▶ **EXERCISE OBJECTIVE**
Could you please reproduce every record below exactly, leaving out the pictures?

▶ **GIVEN DATA**
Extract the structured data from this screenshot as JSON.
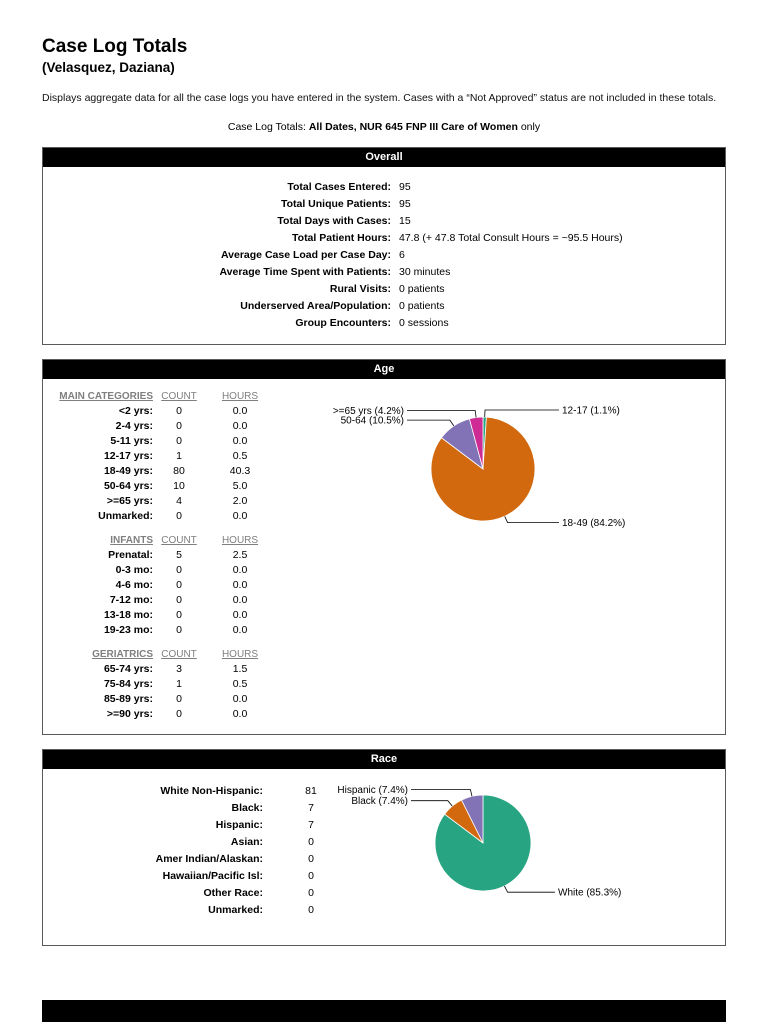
{
  "page": {
    "title": "Case Log Totals",
    "subtitle": "(Velasquez, Daziana)",
    "description": "Displays aggregate data for all the case logs you have entered in the system.  Cases with a “Not Approved” status are not included in these totals.",
    "filter_line": {
      "prefix": "Case Log Totals: ",
      "bold": "All Dates, NUR 645 FNP III Care of Women",
      "suffix": " only"
    }
  },
  "overall": {
    "header": "Overall",
    "rows": [
      {
        "label": "Total Cases Entered:",
        "value": "95"
      },
      {
        "label": "Total Unique Patients:",
        "value": "95"
      },
      {
        "label": "Total Days with Cases:",
        "value": "15"
      },
      {
        "label": "Total Patient Hours:",
        "value": "47.8 (+ 47.8 Total Consult Hours = ~95.5 Hours)"
      },
      {
        "label": "Average Case Load per Case Day:",
        "value": "6"
      },
      {
        "label": "Average Time Spent with Patients:",
        "value": "30 minutes"
      },
      {
        "label": "Rural Visits:",
        "value": "0 patients"
      },
      {
        "label": "Underserved Area/Population:",
        "value": "0 patients"
      },
      {
        "label": "Group Encounters:",
        "value": "0 sessions"
      }
    ]
  },
  "age": {
    "header": "Age",
    "col_count": "COUNT",
    "col_hours": "HOURS",
    "main": {
      "name": "MAIN CATEGORIES",
      "rows": [
        {
          "label": "<2 yrs:",
          "count": "0",
          "hours": "0.0"
        },
        {
          "label": "2-4 yrs:",
          "count": "0",
          "hours": "0.0"
        },
        {
          "label": "5-11 yrs:",
          "count": "0",
          "hours": "0.0"
        },
        {
          "label": "12-17 yrs:",
          "count": "1",
          "hours": "0.5"
        },
        {
          "label": "18-49 yrs:",
          "count": "80",
          "hours": "40.3"
        },
        {
          "label": "50-64 yrs:",
          "count": "10",
          "hours": "5.0"
        },
        {
          "label": ">=65 yrs:",
          "count": "4",
          "hours": "2.0"
        },
        {
          "label": "Unmarked:",
          "count": "0",
          "hours": "0.0"
        }
      ]
    },
    "infants": {
      "name": "INFANTS",
      "rows": [
        {
          "label": "Prenatal:",
          "count": "5",
          "hours": "2.5"
        },
        {
          "label": "0-3 mo:",
          "count": "0",
          "hours": "0.0"
        },
        {
          "label": "4-6 mo:",
          "count": "0",
          "hours": "0.0"
        },
        {
          "label": "7-12 mo:",
          "count": "0",
          "hours": "0.0"
        },
        {
          "label": "13-18 mo:",
          "count": "0",
          "hours": "0.0"
        },
        {
          "label": "19-23 mo:",
          "count": "0",
          "hours": "0.0"
        }
      ]
    },
    "geriatrics": {
      "name": "GERIATRICS",
      "rows": [
        {
          "label": "65-74 yrs:",
          "count": "3",
          "hours": "1.5"
        },
        {
          "label": "75-84 yrs:",
          "count": "1",
          "hours": "0.5"
        },
        {
          "label": "85-89 yrs:",
          "count": "0",
          "hours": "0.0"
        },
        {
          "label": ">=90 yrs:",
          "count": "0",
          "hours": "0.0"
        }
      ]
    }
  },
  "race": {
    "header": "Race",
    "rows": [
      {
        "label": "White Non-Hispanic:",
        "value": "81"
      },
      {
        "label": "Black:",
        "value": "7"
      },
      {
        "label": "Hispanic:",
        "value": "7"
      },
      {
        "label": "Asian:",
        "value": "0"
      },
      {
        "label": "Amer Indian/Alaskan:",
        "value": "0"
      },
      {
        "label": "Hawaiian/Pacific Isl:",
        "value": "0"
      },
      {
        "label": "Other Race:",
        "value": "0"
      },
      {
        "label": "Unmarked:",
        "value": "0"
      }
    ]
  },
  "chart_data": [
    {
      "type": "pie",
      "title": "Age",
      "total": 95,
      "slices": [
        {
          "label": "12-17",
          "value": 1,
          "pct": "1.1%",
          "color": "#27a482"
        },
        {
          "label": "18-49",
          "value": 80,
          "pct": "84.2%",
          "color": "#d2690e"
        },
        {
          "label": "50-64",
          "value": 10,
          "pct": "10.5%",
          "color": "#8273b6"
        },
        {
          "label": ">=65 yrs",
          "value": 4,
          "pct": "4.2%",
          "color": "#cf2b94"
        }
      ],
      "legend_position": "callout-labels",
      "grid": false
    },
    {
      "type": "pie",
      "title": "Race",
      "total": 95,
      "slices": [
        {
          "label": "White",
          "value": 81,
          "pct": "85.3%",
          "color": "#27a482"
        },
        {
          "label": "Black",
          "value": 7,
          "pct": "7.4%",
          "color": "#d2690e"
        },
        {
          "label": "Hispanic",
          "value": 7,
          "pct": "7.4%",
          "color": "#8273b6"
        }
      ],
      "legend_position": "callout-labels",
      "grid": false
    }
  ]
}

▶ **PROBLEM SOLUTION**
Extract the structured data from this screenshot as JSON.
{
  "page": {
    "title": "Case Log Totals",
    "subtitle": "(Velasquez, Daziana)",
    "description": "Displays aggregate data for all the case logs you have entered in the system.  Cases with a “Not Approved” status are not included in these totals.",
    "filter_line": {
      "prefix": "Case Log Totals: ",
      "bold": "All Dates, NUR 645 FNP III Care of Women",
      "suffix": " only"
    }
  },
  "overall": {
    "header": "Overall",
    "rows": [
      {
        "label": "Total Cases Entered:",
        "value": "95"
      },
      {
        "label": "Total Unique Patients:",
        "value": "95"
      },
      {
        "label": "Total Days with Cases:",
        "value": "15"
      },
      {
        "label": "Total Patient Hours:",
        "value": "47.8 (+ 47.8 Total Consult Hours = ~95.5 Hours)"
      },
      {
        "label": "Average Case Load per Case Day:",
        "value": "6"
      },
      {
        "label": "Average Time Spent with Patients:",
        "value": "30 minutes"
      },
      {
        "label": "Rural Visits:",
        "value": "0 patients"
      },
      {
        "label": "Underserved Area/Population:",
        "value": "0 patients"
      },
      {
        "label": "Group Encounters:",
        "value": "0 sessions"
      }
    ]
  },
  "age": {
    "header": "Age",
    "col_count": "COUNT",
    "col_hours": "HOURS",
    "main": {
      "name": "MAIN CATEGORIES",
      "rows": [
        {
          "label": "<2 yrs:",
          "count": "0",
          "hours": "0.0"
        },
        {
          "label": "2-4 yrs:",
          "count": "0",
          "hours": "0.0"
        },
        {
          "label": "5-11 yrs:",
          "count": "0",
          "hours": "0.0"
        },
        {
          "label": "12-17 yrs:",
          "count": "1",
          "hours": "0.5"
        },
        {
          "label": "18-49 yrs:",
          "count": "80",
          "hours": "40.3"
        },
        {
          "label": "50-64 yrs:",
          "count": "10",
          "hours": "5.0"
        },
        {
          "label": ">=65 yrs:",
          "count": "4",
          "hours": "2.0"
        },
        {
          "label": "Unmarked:",
          "count": "0",
          "hours": "0.0"
        }
      ]
    },
    "infants": {
      "name": "INFANTS",
      "rows": [
        {
          "label": "Prenatal:",
          "count": "5",
          "hours": "2.5"
        },
        {
          "label": "0-3 mo:",
          "count": "0",
          "hours": "0.0"
        },
        {
          "label": "4-6 mo:",
          "count": "0",
          "hours": "0.0"
        },
        {
          "label": "7-12 mo:",
          "count": "0",
          "hours": "0.0"
        },
        {
          "label": "13-18 mo:",
          "count": "0",
          "hours": "0.0"
        },
        {
          "label": "19-23 mo:",
          "count": "0",
          "hours": "0.0"
        }
      ]
    },
    "geriatrics": {
      "name": "GERIATRICS",
      "rows": [
        {
          "label": "65-74 yrs:",
          "count": "3",
          "hours": "1.5"
        },
        {
          "label": "75-84 yrs:",
          "count": "1",
          "hours": "0.5"
        },
        {
          "label": "85-89 yrs:",
          "count": "0",
          "hours": "0.0"
        },
        {
          "label": ">=90 yrs:",
          "count": "0",
          "hours": "0.0"
        }
      ]
    }
  },
  "race": {
    "header": "Race",
    "rows": [
      {
        "label": "White Non-Hispanic:",
        "value": "81"
      },
      {
        "label": "Black:",
        "value": "7"
      },
      {
        "label": "Hispanic:",
        "value": "7"
      },
      {
        "label": "Asian:",
        "value": "0"
      },
      {
        "label": "Amer Indian/Alaskan:",
        "value": "0"
      },
      {
        "label": "Hawaiian/Pacific Isl:",
        "value": "0"
      },
      {
        "label": "Other Race:",
        "value": "0"
      },
      {
        "label": "Unmarked:",
        "value": "0"
      }
    ]
  },
  "chart_data": [
    {
      "type": "pie",
      "title": "Age",
      "total": 95,
      "slices": [
        {
          "label": "12-17",
          "value": 1,
          "pct": "1.1%",
          "color": "#27a482"
        },
        {
          "label": "18-49",
          "value": 80,
          "pct": "84.2%",
          "color": "#d2690e"
        },
        {
          "label": "50-64",
          "value": 10,
          "pct": "10.5%",
          "color": "#8273b6"
        },
        {
          "label": ">=65 yrs",
          "value": 4,
          "pct": "4.2%",
          "color": "#cf2b94"
        }
      ],
      "legend_position": "callout-labels",
      "grid": false
    },
    {
      "type": "pie",
      "title": "Race",
      "total": 95,
      "slices": [
        {
          "label": "White",
          "value": 81,
          "pct": "85.3%",
          "color": "#27a482"
        },
        {
          "label": "Black",
          "value": 7,
          "pct": "7.4%",
          "color": "#d2690e"
        },
        {
          "label": "Hispanic",
          "value": 7,
          "pct": "7.4%",
          "color": "#8273b6"
        }
      ],
      "legend_position": "callout-labels",
      "grid": false
    }
  ]
}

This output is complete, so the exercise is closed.